■ GIVEN PROBLEM:
Records follow. Pull out every line that contains "Heights".
[BEGIN EXERCISE INPUTS]
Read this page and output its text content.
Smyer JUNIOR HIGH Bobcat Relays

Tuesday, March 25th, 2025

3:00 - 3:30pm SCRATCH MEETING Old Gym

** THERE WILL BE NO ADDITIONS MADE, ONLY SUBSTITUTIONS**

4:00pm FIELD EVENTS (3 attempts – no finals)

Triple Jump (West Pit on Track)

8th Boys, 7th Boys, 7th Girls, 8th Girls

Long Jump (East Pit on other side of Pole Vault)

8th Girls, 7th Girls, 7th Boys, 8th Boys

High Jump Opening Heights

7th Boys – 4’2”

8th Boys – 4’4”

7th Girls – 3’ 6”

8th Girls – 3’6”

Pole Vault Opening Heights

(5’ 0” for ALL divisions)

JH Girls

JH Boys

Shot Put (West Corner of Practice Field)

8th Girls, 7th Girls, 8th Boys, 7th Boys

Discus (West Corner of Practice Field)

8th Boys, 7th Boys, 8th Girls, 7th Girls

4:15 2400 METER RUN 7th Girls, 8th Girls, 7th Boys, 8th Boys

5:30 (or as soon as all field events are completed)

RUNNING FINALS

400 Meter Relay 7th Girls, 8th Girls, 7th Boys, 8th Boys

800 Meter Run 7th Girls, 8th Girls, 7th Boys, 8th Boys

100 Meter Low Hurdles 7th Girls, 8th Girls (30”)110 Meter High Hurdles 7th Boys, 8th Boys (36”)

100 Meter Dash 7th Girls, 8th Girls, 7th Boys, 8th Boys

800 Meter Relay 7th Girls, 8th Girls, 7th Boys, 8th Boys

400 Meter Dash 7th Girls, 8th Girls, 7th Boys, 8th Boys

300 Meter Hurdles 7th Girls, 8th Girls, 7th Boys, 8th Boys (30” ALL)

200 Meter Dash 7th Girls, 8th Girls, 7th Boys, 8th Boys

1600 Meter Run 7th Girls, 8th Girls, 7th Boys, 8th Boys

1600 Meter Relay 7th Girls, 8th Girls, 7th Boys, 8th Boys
[END EXERCISE INPUTS]
■ REPLY:
High Jump Opening Heights
Pole Vault Opening Heights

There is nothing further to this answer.